**EXERCISE PROMPT**.
Retype the material below. Keep every word exactly as it is.

========

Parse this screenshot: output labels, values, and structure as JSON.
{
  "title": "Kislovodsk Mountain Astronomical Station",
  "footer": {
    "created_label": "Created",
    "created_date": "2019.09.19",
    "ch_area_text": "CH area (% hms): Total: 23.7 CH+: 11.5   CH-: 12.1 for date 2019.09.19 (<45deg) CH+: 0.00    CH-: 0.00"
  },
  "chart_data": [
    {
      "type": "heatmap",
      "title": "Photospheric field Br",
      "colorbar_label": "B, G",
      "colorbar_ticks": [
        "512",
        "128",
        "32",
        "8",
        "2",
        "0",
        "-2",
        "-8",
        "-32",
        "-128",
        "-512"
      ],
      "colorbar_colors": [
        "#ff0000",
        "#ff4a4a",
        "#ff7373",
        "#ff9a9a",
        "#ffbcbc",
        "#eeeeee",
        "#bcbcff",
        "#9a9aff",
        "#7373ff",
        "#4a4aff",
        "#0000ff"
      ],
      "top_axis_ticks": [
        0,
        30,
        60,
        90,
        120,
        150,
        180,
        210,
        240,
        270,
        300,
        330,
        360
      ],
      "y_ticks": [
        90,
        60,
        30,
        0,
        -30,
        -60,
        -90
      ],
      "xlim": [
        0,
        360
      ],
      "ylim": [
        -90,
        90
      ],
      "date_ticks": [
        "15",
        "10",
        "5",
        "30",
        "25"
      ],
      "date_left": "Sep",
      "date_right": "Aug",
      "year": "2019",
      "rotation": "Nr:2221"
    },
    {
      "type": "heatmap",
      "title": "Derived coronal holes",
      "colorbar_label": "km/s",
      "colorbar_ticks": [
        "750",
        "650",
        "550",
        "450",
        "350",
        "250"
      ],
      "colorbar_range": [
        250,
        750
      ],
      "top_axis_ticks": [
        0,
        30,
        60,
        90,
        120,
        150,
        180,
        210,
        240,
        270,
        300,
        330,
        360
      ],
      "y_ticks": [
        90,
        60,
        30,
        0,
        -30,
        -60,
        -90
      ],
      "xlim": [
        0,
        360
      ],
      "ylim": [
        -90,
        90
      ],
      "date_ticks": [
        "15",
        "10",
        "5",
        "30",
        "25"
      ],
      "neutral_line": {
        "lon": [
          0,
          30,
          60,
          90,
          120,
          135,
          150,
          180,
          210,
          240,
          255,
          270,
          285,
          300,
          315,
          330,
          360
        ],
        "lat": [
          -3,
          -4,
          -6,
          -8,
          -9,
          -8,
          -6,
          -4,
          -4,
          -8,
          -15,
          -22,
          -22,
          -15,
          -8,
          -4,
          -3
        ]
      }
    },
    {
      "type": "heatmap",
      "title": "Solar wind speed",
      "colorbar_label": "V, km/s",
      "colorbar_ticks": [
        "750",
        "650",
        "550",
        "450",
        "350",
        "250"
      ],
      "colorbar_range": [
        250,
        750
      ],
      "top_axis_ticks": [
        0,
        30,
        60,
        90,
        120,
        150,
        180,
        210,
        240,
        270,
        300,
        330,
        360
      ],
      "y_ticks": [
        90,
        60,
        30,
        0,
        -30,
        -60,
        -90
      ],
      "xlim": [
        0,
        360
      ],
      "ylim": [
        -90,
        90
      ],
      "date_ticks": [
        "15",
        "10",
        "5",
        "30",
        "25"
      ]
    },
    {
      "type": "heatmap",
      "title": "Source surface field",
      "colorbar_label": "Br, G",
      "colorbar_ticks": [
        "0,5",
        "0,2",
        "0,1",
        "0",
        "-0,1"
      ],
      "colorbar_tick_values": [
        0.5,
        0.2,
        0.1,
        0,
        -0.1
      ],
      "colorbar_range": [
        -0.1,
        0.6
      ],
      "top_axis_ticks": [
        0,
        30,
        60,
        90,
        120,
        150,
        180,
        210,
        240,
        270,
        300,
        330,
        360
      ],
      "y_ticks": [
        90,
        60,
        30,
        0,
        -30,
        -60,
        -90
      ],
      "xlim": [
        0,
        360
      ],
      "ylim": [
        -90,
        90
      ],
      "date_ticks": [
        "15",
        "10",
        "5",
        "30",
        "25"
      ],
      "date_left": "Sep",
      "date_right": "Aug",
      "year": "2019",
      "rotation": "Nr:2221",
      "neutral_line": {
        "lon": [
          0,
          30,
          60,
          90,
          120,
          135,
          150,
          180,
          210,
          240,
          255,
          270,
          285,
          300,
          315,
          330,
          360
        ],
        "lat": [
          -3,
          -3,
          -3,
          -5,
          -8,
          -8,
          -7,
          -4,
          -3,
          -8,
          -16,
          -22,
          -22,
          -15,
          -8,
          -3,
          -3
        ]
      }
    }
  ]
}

========

**EXERCISE SOLUTION**.
Parse this screenshot: output labels, values, and structure as JSON.
{
  "title": "Kislovodsk Mountain Astronomical Station",
  "footer": {
    "created_label": "Created",
    "created_date": "2019.09.19",
    "ch_area_text": "CH area (% hms): Total: 23.7 CH+: 11.5   CH-: 12.1 for date 2019.09.19 (<45deg) CH+: 0.00    CH-: 0.00"
  },
  "chart_data": [
    {
      "type": "heatmap",
      "title": "Photospheric field Br",
      "colorbar_label": "B, G",
      "colorbar_ticks": [
        "512",
        "128",
        "32",
        "8",
        "2",
        "0",
        "-2",
        "-8",
        "-32",
        "-128",
        "-512"
      ],
      "colorbar_colors": [
        "#ff0000",
        "#ff4a4a",
        "#ff7373",
        "#ff9a9a",
        "#ffbcbc",
        "#eeeeee",
        "#bcbcff",
        "#9a9aff",
        "#7373ff",
        "#4a4aff",
        "#0000ff"
      ],
      "top_axis_ticks": [
        0,
        30,
        60,
        90,
        120,
        150,
        180,
        210,
        240,
        270,
        300,
        330,
        360
      ],
      "y_ticks": [
        90,
        60,
        30,
        0,
        -30,
        -60,
        -90
      ],
      "xlim": [
        0,
        360
      ],
      "ylim": [
        -90,
        90
      ],
      "date_ticks": [
        "15",
        "10",
        "5",
        "30",
        "25"
      ],
      "date_left": "Sep",
      "date_right": "Aug",
      "year": "2019",
      "rotation": "Nr:2221"
    },
    {
      "type": "heatmap",
      "title": "Derived coronal holes",
      "colorbar_label": "km/s",
      "colorbar_ticks": [
        "750",
        "650",
        "550",
        "450",
        "350",
        "250"
      ],
      "colorbar_range": [
        250,
        750
      ],
      "top_axis_ticks": [
        0,
        30,
        60,
        90,
        120,
        150,
        180,
        210,
        240,
        270,
        300,
        330,
        360
      ],
      "y_ticks": [
        90,
        60,
        30,
        0,
        -30,
        -60,
        -90
      ],
      "xlim": [
        0,
        360
      ],
      "ylim": [
        -90,
        90
      ],
      "date_ticks": [
        "15",
        "10",
        "5",
        "30",
        "25"
      ],
      "neutral_line": {
        "lon": [
          0,
          30,
          60,
          90,
          120,
          135,
          150,
          180,
          210,
          240,
          255,
          270,
          285,
          300,
          315,
          330,
          360
        ],
        "lat": [
          -3,
          -4,
          -6,
          -8,
          -9,
          -8,
          -6,
          -4,
          -4,
          -8,
          -15,
          -22,
          -22,
          -15,
          -8,
          -4,
          -3
        ]
      }
    },
    {
      "type": "heatmap",
      "title": "Solar wind speed",
      "colorbar_label": "V, km/s",
      "colorbar_ticks": [
        "750",
        "650",
        "550",
        "450",
        "350",
        "250"
      ],
      "colorbar_range": [
        250,
        750
      ],
      "top_axis_ticks": [
        0,
        30,
        60,
        90,
        120,
        150,
        180,
        210,
        240,
        270,
        300,
        330,
        360
      ],
      "y_ticks": [
        90,
        60,
        30,
        0,
        -30,
        -60,
        -90
      ],
      "xlim": [
        0,
        360
      ],
      "ylim": [
        -90,
        90
      ],
      "date_ticks": [
        "15",
        "10",
        "5",
        "30",
        "25"
      ]
    },
    {
      "type": "heatmap",
      "title": "Source surface field",
      "colorbar_label": "Br, G",
      "colorbar_ticks": [
        "0,5",
        "0,2",
        "0,1",
        "0",
        "-0,1"
      ],
      "colorbar_tick_values": [
        0.5,
        0.2,
        0.1,
        0,
        -0.1
      ],
      "colorbar_range": [
        -0.1,
        0.6
      ],
      "top_axis_ticks": [
        0,
        30,
        60,
        90,
        120,
        150,
        180,
        210,
        240,
        270,
        300,
        330,
        360
      ],
      "y_ticks": [
        90,
        60,
        30,
        0,
        -30,
        -60,
        -90
      ],
      "xlim": [
        0,
        360
      ],
      "ylim": [
        -90,
        90
      ],
      "date_ticks": [
        "15",
        "10",
        "5",
        "30",
        "25"
      ],
      "date_left": "Sep",
      "date_right": "Aug",
      "year": "2019",
      "rotation": "Nr:2221",
      "neutral_line": {
        "lon": [
          0,
          30,
          60,
          90,
          120,
          135,
          150,
          180,
          210,
          240,
          255,
          270,
          285,
          300,
          315,
          330,
          360
        ],
        "lat": [
          -3,
          -3,
          -3,
          -5,
          -8,
          -8,
          -7,
          -4,
          -3,
          -8,
          -16,
          -22,
          -22,
          -15,
          -8,
          -3,
          -3
        ]
      }
    }
  ]
}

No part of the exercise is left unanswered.